JOB: Will you give the material below again, every line exactly as it is?

━━━ TASK INPUT ━━━

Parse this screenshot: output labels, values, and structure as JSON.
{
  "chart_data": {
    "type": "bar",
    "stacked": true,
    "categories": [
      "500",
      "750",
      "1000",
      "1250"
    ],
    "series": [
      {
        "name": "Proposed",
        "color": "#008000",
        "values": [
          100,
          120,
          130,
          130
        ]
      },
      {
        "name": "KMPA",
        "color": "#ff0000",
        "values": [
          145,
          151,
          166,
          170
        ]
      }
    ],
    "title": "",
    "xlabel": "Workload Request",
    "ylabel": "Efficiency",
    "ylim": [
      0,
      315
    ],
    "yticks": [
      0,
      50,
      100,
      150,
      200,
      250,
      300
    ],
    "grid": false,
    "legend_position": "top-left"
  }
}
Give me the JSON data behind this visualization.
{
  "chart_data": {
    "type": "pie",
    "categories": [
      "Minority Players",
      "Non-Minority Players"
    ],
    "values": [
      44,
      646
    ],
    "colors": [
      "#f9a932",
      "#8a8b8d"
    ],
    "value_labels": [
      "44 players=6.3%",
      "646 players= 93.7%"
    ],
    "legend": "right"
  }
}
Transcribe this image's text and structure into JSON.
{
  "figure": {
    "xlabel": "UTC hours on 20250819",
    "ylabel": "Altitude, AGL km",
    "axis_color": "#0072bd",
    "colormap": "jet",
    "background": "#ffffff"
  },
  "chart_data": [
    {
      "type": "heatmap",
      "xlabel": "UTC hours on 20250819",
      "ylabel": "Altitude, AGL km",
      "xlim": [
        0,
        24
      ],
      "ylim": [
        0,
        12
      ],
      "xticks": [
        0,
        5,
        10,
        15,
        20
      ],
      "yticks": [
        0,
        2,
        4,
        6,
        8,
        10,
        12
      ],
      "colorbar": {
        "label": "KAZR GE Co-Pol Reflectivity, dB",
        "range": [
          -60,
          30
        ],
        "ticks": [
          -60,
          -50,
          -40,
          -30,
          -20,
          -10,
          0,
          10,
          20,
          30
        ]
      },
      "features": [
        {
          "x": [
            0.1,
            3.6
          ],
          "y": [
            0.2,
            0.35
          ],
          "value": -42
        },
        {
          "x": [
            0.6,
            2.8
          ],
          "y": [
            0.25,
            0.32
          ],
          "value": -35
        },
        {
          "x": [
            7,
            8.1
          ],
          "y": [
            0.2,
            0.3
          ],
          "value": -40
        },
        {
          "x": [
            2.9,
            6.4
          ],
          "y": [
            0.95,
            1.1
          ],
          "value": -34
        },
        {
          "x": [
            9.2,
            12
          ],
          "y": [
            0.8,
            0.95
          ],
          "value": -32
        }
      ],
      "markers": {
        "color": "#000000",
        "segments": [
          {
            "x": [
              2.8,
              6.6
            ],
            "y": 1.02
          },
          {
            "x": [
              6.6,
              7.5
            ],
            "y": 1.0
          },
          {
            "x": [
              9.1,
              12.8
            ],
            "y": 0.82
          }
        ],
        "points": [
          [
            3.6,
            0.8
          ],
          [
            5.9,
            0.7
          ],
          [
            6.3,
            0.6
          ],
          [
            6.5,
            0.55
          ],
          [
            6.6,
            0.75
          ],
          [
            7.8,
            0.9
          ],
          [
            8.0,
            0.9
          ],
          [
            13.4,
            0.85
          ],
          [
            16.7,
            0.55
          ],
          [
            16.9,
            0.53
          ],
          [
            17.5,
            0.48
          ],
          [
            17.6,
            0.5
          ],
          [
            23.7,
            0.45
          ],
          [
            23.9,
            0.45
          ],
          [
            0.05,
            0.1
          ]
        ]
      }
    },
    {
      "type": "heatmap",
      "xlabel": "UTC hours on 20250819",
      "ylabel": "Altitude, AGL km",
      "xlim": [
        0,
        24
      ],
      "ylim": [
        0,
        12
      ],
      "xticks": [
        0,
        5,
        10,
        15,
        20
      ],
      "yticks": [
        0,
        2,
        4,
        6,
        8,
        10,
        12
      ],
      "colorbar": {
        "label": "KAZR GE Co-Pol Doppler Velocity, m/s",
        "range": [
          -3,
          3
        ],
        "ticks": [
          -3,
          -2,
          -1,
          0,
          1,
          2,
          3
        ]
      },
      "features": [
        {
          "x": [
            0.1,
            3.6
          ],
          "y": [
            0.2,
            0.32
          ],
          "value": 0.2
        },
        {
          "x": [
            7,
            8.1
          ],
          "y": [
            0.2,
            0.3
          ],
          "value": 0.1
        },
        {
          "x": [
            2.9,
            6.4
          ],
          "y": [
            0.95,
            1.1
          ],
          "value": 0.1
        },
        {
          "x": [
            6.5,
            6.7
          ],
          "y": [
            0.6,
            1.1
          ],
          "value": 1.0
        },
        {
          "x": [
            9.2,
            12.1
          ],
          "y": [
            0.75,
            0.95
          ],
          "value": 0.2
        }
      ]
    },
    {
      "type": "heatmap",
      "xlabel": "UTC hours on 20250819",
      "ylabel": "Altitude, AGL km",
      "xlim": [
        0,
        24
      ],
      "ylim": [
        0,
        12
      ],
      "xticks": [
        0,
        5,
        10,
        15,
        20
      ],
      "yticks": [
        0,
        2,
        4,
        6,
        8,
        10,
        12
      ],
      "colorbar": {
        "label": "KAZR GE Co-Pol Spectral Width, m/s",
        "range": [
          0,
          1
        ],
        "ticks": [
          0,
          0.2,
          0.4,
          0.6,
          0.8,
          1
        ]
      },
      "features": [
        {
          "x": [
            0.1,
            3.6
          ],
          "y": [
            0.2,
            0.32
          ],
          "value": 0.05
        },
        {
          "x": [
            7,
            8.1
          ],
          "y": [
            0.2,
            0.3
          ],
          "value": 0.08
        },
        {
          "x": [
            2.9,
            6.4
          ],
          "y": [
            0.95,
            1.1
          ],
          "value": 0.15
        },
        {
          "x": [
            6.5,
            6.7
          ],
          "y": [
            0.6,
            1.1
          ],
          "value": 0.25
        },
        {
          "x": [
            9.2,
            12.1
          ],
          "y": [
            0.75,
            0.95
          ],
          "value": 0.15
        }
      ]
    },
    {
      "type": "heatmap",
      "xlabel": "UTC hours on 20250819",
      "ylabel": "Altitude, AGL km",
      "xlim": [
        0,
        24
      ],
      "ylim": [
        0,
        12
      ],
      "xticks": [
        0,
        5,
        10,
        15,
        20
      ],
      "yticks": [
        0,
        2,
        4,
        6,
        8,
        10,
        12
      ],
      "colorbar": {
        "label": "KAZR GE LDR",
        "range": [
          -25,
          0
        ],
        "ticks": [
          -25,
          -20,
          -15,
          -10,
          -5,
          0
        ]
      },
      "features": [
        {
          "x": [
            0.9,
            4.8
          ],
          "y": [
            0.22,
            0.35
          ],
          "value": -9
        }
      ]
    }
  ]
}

━━━

COMPLETE OUTPUT:
Parse this screenshot: output labels, values, and structure as JSON.
{
  "chart_data": {
    "type": "bar",
    "stacked": true,
    "categories": [
      "500",
      "750",
      "1000",
      "1250"
    ],
    "series": [
      {
        "name": "Proposed",
        "color": "#008000",
        "values": [
          100,
          120,
          130,
          130
        ]
      },
      {
        "name": "KMPA",
        "color": "#ff0000",
        "values": [
          145,
          151,
          166,
          170
        ]
      }
    ],
    "title": "",
    "xlabel": "Workload Request",
    "ylabel": "Efficiency",
    "ylim": [
      0,
      315
    ],
    "yticks": [
      0,
      50,
      100,
      150,
      200,
      250,
      300
    ],
    "grid": false,
    "legend_position": "top-left"
  }
}
Give me the JSON data behind this visualization.
{
  "chart_data": {
    "type": "pie",
    "categories": [
      "Minority Players",
      "Non-Minority Players"
    ],
    "values": [
      44,
      646
    ],
    "colors": [
      "#f9a932",
      "#8a8b8d"
    ],
    "value_labels": [
      "44 players=6.3%",
      "646 players= 93.7%"
    ],
    "legend": "right"
  }
}
Transcribe this image's text and structure into JSON.
{
  "figure": {
    "xlabel": "UTC hours on 20250819",
    "ylabel": "Altitude, AGL km",
    "axis_color": "#0072bd",
    "colormap": "jet",
    "background": "#ffffff"
  },
  "chart_data": [
    {
      "type": "heatmap",
      "xlabel": "UTC hours on 20250819",
      "ylabel": "Altitude, AGL km",
      "xlim": [
        0,
        24
      ],
      "ylim": [
        0,
        12
      ],
      "xticks": [
        0,
        5,
        10,
        15,
        20
      ],
      "yticks": [
        0,
        2,
        4,
        6,
        8,
        10,
        12
      ],
      "colorbar": {
        "label": "KAZR GE Co-Pol Reflectivity, dB",
        "range": [
          -60,
          30
        ],
        "ticks": [
          -60,
          -50,
          -40,
          -30,
          -20,
          -10,
          0,
          10,
          20,
          30
        ]
      },
      "features": [
        {
          "x": [
            0.1,
            3.6
          ],
          "y": [
            0.2,
            0.35
          ],
          "value": -42
        },
        {
          "x": [
            0.6,
            2.8
          ],
          "y": [
            0.25,
            0.32
          ],
          "value": -35
        },
        {
          "x": [
            7,
            8.1
          ],
          "y": [
            0.2,
            0.3
          ],
          "value": -40
        },
        {
          "x": [
            2.9,
            6.4
          ],
          "y": [
            0.95,
            1.1
          ],
          "value": -34
        },
        {
          "x": [
            9.2,
            12
          ],
          "y": [
            0.8,
            0.95
          ],
          "value": -32
        }
      ],
      "markers": {
        "color": "#000000",
        "segments": [
          {
            "x": [
              2.8,
              6.6
            ],
            "y": 1.02
          },
          {
            "x": [
              6.6,
              7.5
            ],
            "y": 1.0
          },
          {
            "x": [
              9.1,
              12.8
            ],
            "y": 0.82
          }
        ],
        "points": [
          [
            3.6,
            0.8
          ],
          [
            5.9,
            0.7
          ],
          [
            6.3,
            0.6
          ],
          [
            6.5,
            0.55
          ],
          [
            6.6,
            0.75
          ],
          [
            7.8,
            0.9
          ],
          [
            8.0,
            0.9
          ],
          [
            13.4,
            0.85
          ],
          [
            16.7,
            0.55
          ],
          [
            16.9,
            0.53
          ],
          [
            17.5,
            0.48
          ],
          [
            17.6,
            0.5
          ],
          [
            23.7,
            0.45
          ],
          [
            23.9,
            0.45
          ],
          [
            0.05,
            0.1
          ]
        ]
      }
    },
    {
      "type": "heatmap",
      "xlabel": "UTC hours on 20250819",
      "ylabel": "Altitude, AGL km",
      "xlim": [
        0,
        24
      ],
      "ylim": [
        0,
        12
      ],
      "xticks": [
        0,
        5,
        10,
        15,
        20
      ],
      "yticks": [
        0,
        2,
        4,
        6,
        8,
        10,
        12
      ],
      "colorbar": {
        "label": "KAZR GE Co-Pol Doppler Velocity, m/s",
        "range": [
          -3,
          3
        ],
        "ticks": [
          -3,
          -2,
          -1,
          0,
          1,
          2,
          3
        ]
      },
      "features": [
        {
          "x": [
            0.1,
            3.6
          ],
          "y": [
            0.2,
            0.32
          ],
          "value": 0.2
        },
        {
          "x": [
            7,
            8.1
          ],
          "y": [
            0.2,
            0.3
          ],
          "value": 0.1
        },
        {
          "x": [
            2.9,
            6.4
          ],
          "y": [
            0.95,
            1.1
          ],
          "value": 0.1
        },
        {
          "x": [
            6.5,
            6.7
          ],
          "y": [
            0.6,
            1.1
          ],
          "value": 1.0
        },
        {
          "x": [
            9.2,
            12.1
          ],
          "y": [
            0.75,
            0.95
          ],
          "value": 0.2
        }
      ]
    },
    {
      "type": "heatmap",
      "xlabel": "UTC hours on 20250819",
      "ylabel": "Altitude, AGL km",
      "xlim": [
        0,
        24
      ],
      "ylim": [
        0,
        12
      ],
      "xticks": [
        0,
        5,
        10,
        15,
        20
      ],
      "yticks": [
        0,
        2,
        4,
        6,
        8,
        10,
        12
      ],
      "colorbar": {
        "label": "KAZR GE Co-Pol Spectral Width, m/s",
        "range": [
          0,
          1
        ],
        "ticks": [
          0,
          0.2,
          0.4,
          0.6,
          0.8,
          1
        ]
      },
      "features": [
        {
          "x": [
            0.1,
            3.6
          ],
          "y": [
            0.2,
            0.32
          ],
          "value": 0.05
        },
        {
          "x": [
            7,
            8.1
          ],
          "y": [
            0.2,
            0.3
          ],
          "value": 0.08
        },
        {
          "x": [
            2.9,
            6.4
          ],
          "y": [
            0.95,
            1.1
          ],
          "value": 0.15
        },
        {
          "x": [
            6.5,
            6.7
          ],
          "y": [
            0.6,
            1.1
          ],
          "value": 0.25
        },
        {
          "x": [
            9.2,
            12.1
          ],
          "y": [
            0.75,
            0.95
          ],
          "value": 0.15
        }
      ]
    },
    {
      "type": "heatmap",
      "xlabel": "UTC hours on 20250819",
      "ylabel": "Altitude, AGL km",
      "xlim": [
        0,
        24
      ],
      "ylim": [
        0,
        12
      ],
      "xticks": [
        0,
        5,
        10,
        15,
        20
      ],
      "yticks": [
        0,
        2,
        4,
        6,
        8,
        10,
        12
      ],
      "colorbar": {
        "label": "KAZR GE LDR",
        "range": [
          -25,
          0
        ],
        "ticks": [
          -25,
          -20,
          -15,
          -10,
          -5,
          0
        ]
      },
      "features": [
        {
          "x": [
            0.9,
            4.8
          ],
          "y": [
            0.22,
            0.35
          ],
          "value": -9
        }
      ]
    }
  ]
}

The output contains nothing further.